- _Set task_
Print every entry word for word, but omit the pictures.

- _Information provided_
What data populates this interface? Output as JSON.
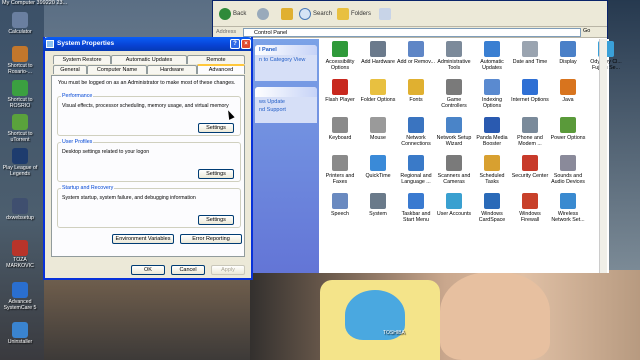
{
  "desktop": {
    "top_label": "My Computer  399220 23...",
    "icons": [
      {
        "label": "Calculator",
        "icon": "calculator-icon",
        "color": "#6a7fa0"
      },
      {
        "label": "Shortcut to Rosario-...",
        "icon": "shortcut-icon",
        "color": "#c2772c"
      },
      {
        "label": "Shortcut to ROSRIO",
        "icon": "shortcut-icon",
        "color": "#3ba040"
      },
      {
        "label": "Shortcut to uTorrent",
        "icon": "utorrent-icon",
        "color": "#5aa23c"
      },
      {
        "label": "Play League of Legends",
        "icon": "game-icon",
        "color": "#1e3c6e"
      },
      {
        "label": "dxwebsetup",
        "icon": "setup-icon",
        "color": "#3f4f6f"
      },
      {
        "label": "TOZA MARKOVIC",
        "icon": "document-icon",
        "color": "#b8342a"
      },
      {
        "label": "Advanced SystemCare 5",
        "icon": "systemcare-icon",
        "color": "#2a6fd0"
      },
      {
        "label": "Uninstaller",
        "icon": "uninstaller-icon",
        "color": "#3a84d0"
      }
    ]
  },
  "control_panel": {
    "toolbar": {
      "back": "Back",
      "search": "Search",
      "folders": "Folders"
    },
    "address_label": "Address",
    "address_value": "Control Panel",
    "go_label": "Go",
    "side": {
      "panel_title": "l Panel",
      "switch_link": "n to Category View",
      "panel2_links": [
        "ws Update",
        "nd Support"
      ]
    },
    "items": [
      {
        "label": "Accessibility Options",
        "icon": "accessibility-icon",
        "color": "#2f9a3a"
      },
      {
        "label": "Add Hardware",
        "icon": "add-hardware-icon",
        "color": "#6b7a8c"
      },
      {
        "label": "Add or Remov...",
        "icon": "add-remove-icon",
        "color": "#5f86c6"
      },
      {
        "label": "Administrative Tools",
        "icon": "admin-tools-icon",
        "color": "#7c8a9a"
      },
      {
        "label": "Automatic Updates",
        "icon": "updates-icon",
        "color": "#3a7fd2"
      },
      {
        "label": "Date and Time",
        "icon": "clock-icon",
        "color": "#9aa4b0"
      },
      {
        "label": "Display",
        "icon": "display-icon",
        "color": "#4a80c8"
      },
      {
        "label": "Odyssey Cl... Fujitsu Se...",
        "icon": "odyssey-icon",
        "color": "#3aa0d8"
      },
      {
        "label": "Flash Player",
        "icon": "flash-icon",
        "color": "#c8281e"
      },
      {
        "label": "Folder Options",
        "icon": "folder-icon",
        "color": "#e8c040"
      },
      {
        "label": "Fonts",
        "icon": "fonts-icon",
        "color": "#e0b030"
      },
      {
        "label": "Game Controllers",
        "icon": "gamepad-icon",
        "color": "#7a7a7a"
      },
      {
        "label": "Indexing Options",
        "icon": "indexing-icon",
        "color": "#5a8ad0"
      },
      {
        "label": "Internet Options",
        "icon": "internet-icon",
        "color": "#2e6fd4"
      },
      {
        "label": "Java",
        "icon": "java-icon",
        "color": "#d8741e"
      },
      {
        "label": "Keyboard",
        "icon": "keyboard-icon",
        "color": "#8a8a8a"
      },
      {
        "label": "Mouse",
        "icon": "mouse-icon",
        "color": "#9a9a9a"
      },
      {
        "label": "Network Connections",
        "icon": "network-icon",
        "color": "#3a74c0"
      },
      {
        "label": "Network Setup Wizard",
        "icon": "network-wizard-icon",
        "color": "#4a84c8"
      },
      {
        "label": "Panda Media Booster",
        "icon": "panda-icon",
        "color": "#2a5ab0"
      },
      {
        "label": "Phone and Modem ...",
        "icon": "phone-icon",
        "color": "#7a8a9a"
      },
      {
        "label": "Power Options",
        "icon": "power-icon",
        "color": "#5a9a3a"
      },
      {
        "label": "Printers and Faxes",
        "icon": "printer-icon",
        "color": "#8a8a8a"
      },
      {
        "label": "QuickTime",
        "icon": "quicktime-icon",
        "color": "#3a8ad8"
      },
      {
        "label": "Regional and Language ...",
        "icon": "globe-icon",
        "color": "#3a7ac8"
      },
      {
        "label": "Scanners and Cameras",
        "icon": "scanner-icon",
        "color": "#7a7a7a"
      },
      {
        "label": "Scheduled Tasks",
        "icon": "tasks-icon",
        "color": "#d8a030"
      },
      {
        "label": "Security Center",
        "icon": "shield-icon",
        "color": "#c83a2a"
      },
      {
        "label": "Sounds and Audio Devices",
        "icon": "sound-icon",
        "color": "#8a8a9a"
      },
      {
        "label": "Speech",
        "icon": "speech-icon",
        "color": "#6a8ac0"
      },
      {
        "label": "System",
        "icon": "system-icon",
        "color": "#6a7a8a"
      },
      {
        "label": "Taskbar and Start Menu",
        "icon": "taskbar-icon",
        "color": "#3a7ad0"
      },
      {
        "label": "User Accounts",
        "icon": "users-icon",
        "color": "#3aa0d0"
      },
      {
        "label": "Windows CardSpace",
        "icon": "cardspace-icon",
        "color": "#2a6ab8"
      },
      {
        "label": "Windows Firewall",
        "icon": "firewall-icon",
        "color": "#c8402a"
      },
      {
        "label": "Wireless Network Set...",
        "icon": "wireless-icon",
        "color": "#3a8ad0"
      }
    ]
  },
  "dialog": {
    "title": "System Properties",
    "help_glyph": "?",
    "close_glyph": "×",
    "tabs_row1": [
      "System Restore",
      "Automatic Updates",
      "Remote"
    ],
    "tabs_row2": [
      "General",
      "Computer Name",
      "Hardware",
      "Advanced"
    ],
    "notice": "You must be logged on as an Administrator to make most of these changes.",
    "groups": [
      {
        "title": "Performance",
        "desc": "Visual effects, processor scheduling, memory usage, and virtual memory",
        "button": "Settings"
      },
      {
        "title": "User Profiles",
        "desc": "Desktop settings related to your logon",
        "button": "Settings"
      },
      {
        "title": "Startup and Recovery",
        "desc": "System startup, system failure, and debugging information",
        "button": "Settings"
      }
    ],
    "env_button": "Environment Variables",
    "error_button": "Error Reporting",
    "ok": "OK",
    "cancel": "Cancel",
    "apply": "Apply"
  },
  "camera_label": "TOSHIBA"
}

- _Task answer_
What data populates this interface? Output as JSON.
{
  "desktop": {
    "top_label": "My Computer  399220 23...",
    "icons": [
      {
        "label": "Calculator",
        "icon": "calculator-icon",
        "color": "#6a7fa0"
      },
      {
        "label": "Shortcut to Rosario-...",
        "icon": "shortcut-icon",
        "color": "#c2772c"
      },
      {
        "label": "Shortcut to ROSRIO",
        "icon": "shortcut-icon",
        "color": "#3ba040"
      },
      {
        "label": "Shortcut to uTorrent",
        "icon": "utorrent-icon",
        "color": "#5aa23c"
      },
      {
        "label": "Play League of Legends",
        "icon": "game-icon",
        "color": "#1e3c6e"
      },
      {
        "label": "dxwebsetup",
        "icon": "setup-icon",
        "color": "#3f4f6f"
      },
      {
        "label": "TOZA MARKOVIC",
        "icon": "document-icon",
        "color": "#b8342a"
      },
      {
        "label": "Advanced SystemCare 5",
        "icon": "systemcare-icon",
        "color": "#2a6fd0"
      },
      {
        "label": "Uninstaller",
        "icon": "uninstaller-icon",
        "color": "#3a84d0"
      }
    ]
  },
  "control_panel": {
    "toolbar": {
      "back": "Back",
      "search": "Search",
      "folders": "Folders"
    },
    "address_label": "Address",
    "address_value": "Control Panel",
    "go_label": "Go",
    "side": {
      "panel_title": "l Panel",
      "switch_link": "n to Category View",
      "panel2_links": [
        "ws Update",
        "nd Support"
      ]
    },
    "items": [
      {
        "label": "Accessibility Options",
        "icon": "accessibility-icon",
        "color": "#2f9a3a"
      },
      {
        "label": "Add Hardware",
        "icon": "add-hardware-icon",
        "color": "#6b7a8c"
      },
      {
        "label": "Add or Remov...",
        "icon": "add-remove-icon",
        "color": "#5f86c6"
      },
      {
        "label": "Administrative Tools",
        "icon": "admin-tools-icon",
        "color": "#7c8a9a"
      },
      {
        "label": "Automatic Updates",
        "icon": "updates-icon",
        "color": "#3a7fd2"
      },
      {
        "label": "Date and Time",
        "icon": "clock-icon",
        "color": "#9aa4b0"
      },
      {
        "label": "Display",
        "icon": "display-icon",
        "color": "#4a80c8"
      },
      {
        "label": "Odyssey Cl... Fujitsu Se...",
        "icon": "odyssey-icon",
        "color": "#3aa0d8"
      },
      {
        "label": "Flash Player",
        "icon": "flash-icon",
        "color": "#c8281e"
      },
      {
        "label": "Folder Options",
        "icon": "folder-icon",
        "color": "#e8c040"
      },
      {
        "label": "Fonts",
        "icon": "fonts-icon",
        "color": "#e0b030"
      },
      {
        "label": "Game Controllers",
        "icon": "gamepad-icon",
        "color": "#7a7a7a"
      },
      {
        "label": "Indexing Options",
        "icon": "indexing-icon",
        "color": "#5a8ad0"
      },
      {
        "label": "Internet Options",
        "icon": "internet-icon",
        "color": "#2e6fd4"
      },
      {
        "label": "Java",
        "icon": "java-icon",
        "color": "#d8741e"
      },
      {
        "label": "Keyboard",
        "icon": "keyboard-icon",
        "color": "#8a8a8a"
      },
      {
        "label": "Mouse",
        "icon": "mouse-icon",
        "color": "#9a9a9a"
      },
      {
        "label": "Network Connections",
        "icon": "network-icon",
        "color": "#3a74c0"
      },
      {
        "label": "Network Setup Wizard",
        "icon": "network-wizard-icon",
        "color": "#4a84c8"
      },
      {
        "label": "Panda Media Booster",
        "icon": "panda-icon",
        "color": "#2a5ab0"
      },
      {
        "label": "Phone and Modem ...",
        "icon": "phone-icon",
        "color": "#7a8a9a"
      },
      {
        "label": "Power Options",
        "icon": "power-icon",
        "color": "#5a9a3a"
      },
      {
        "label": "Printers and Faxes",
        "icon": "printer-icon",
        "color": "#8a8a8a"
      },
      {
        "label": "QuickTime",
        "icon": "quicktime-icon",
        "color": "#3a8ad8"
      },
      {
        "label": "Regional and Language ...",
        "icon": "globe-icon",
        "color": "#3a7ac8"
      },
      {
        "label": "Scanners and Cameras",
        "icon": "scanner-icon",
        "color": "#7a7a7a"
      },
      {
        "label": "Scheduled Tasks",
        "icon": "tasks-icon",
        "color": "#d8a030"
      },
      {
        "label": "Security Center",
        "icon": "shield-icon",
        "color": "#c83a2a"
      },
      {
        "label": "Sounds and Audio Devices",
        "icon": "sound-icon",
        "color": "#8a8a9a"
      },
      {
        "label": "Speech",
        "icon": "speech-icon",
        "color": "#6a8ac0"
      },
      {
        "label": "System",
        "icon": "system-icon",
        "color": "#6a7a8a"
      },
      {
        "label": "Taskbar and Start Menu",
        "icon": "taskbar-icon",
        "color": "#3a7ad0"
      },
      {
        "label": "User Accounts",
        "icon": "users-icon",
        "color": "#3aa0d0"
      },
      {
        "label": "Windows CardSpace",
        "icon": "cardspace-icon",
        "color": "#2a6ab8"
      },
      {
        "label": "Windows Firewall",
        "icon": "firewall-icon",
        "color": "#c8402a"
      },
      {
        "label": "Wireless Network Set...",
        "icon": "wireless-icon",
        "color": "#3a8ad0"
      }
    ]
  },
  "dialog": {
    "title": "System Properties",
    "help_glyph": "?",
    "close_glyph": "×",
    "tabs_row1": [
      "System Restore",
      "Automatic Updates",
      "Remote"
    ],
    "tabs_row2": [
      "General",
      "Computer Name",
      "Hardware",
      "Advanced"
    ],
    "notice": "You must be logged on as an Administrator to make most of these changes.",
    "groups": [
      {
        "title": "Performance",
        "desc": "Visual effects, processor scheduling, memory usage, and virtual memory",
        "button": "Settings"
      },
      {
        "title": "User Profiles",
        "desc": "Desktop settings related to your logon",
        "button": "Settings"
      },
      {
        "title": "Startup and Recovery",
        "desc": "System startup, system failure, and debugging information",
        "button": "Settings"
      }
    ],
    "env_button": "Environment Variables",
    "error_button": "Error Reporting",
    "ok": "OK",
    "cancel": "Cancel",
    "apply": "Apply"
  },
  "camera_label": "TOSHIBA"
}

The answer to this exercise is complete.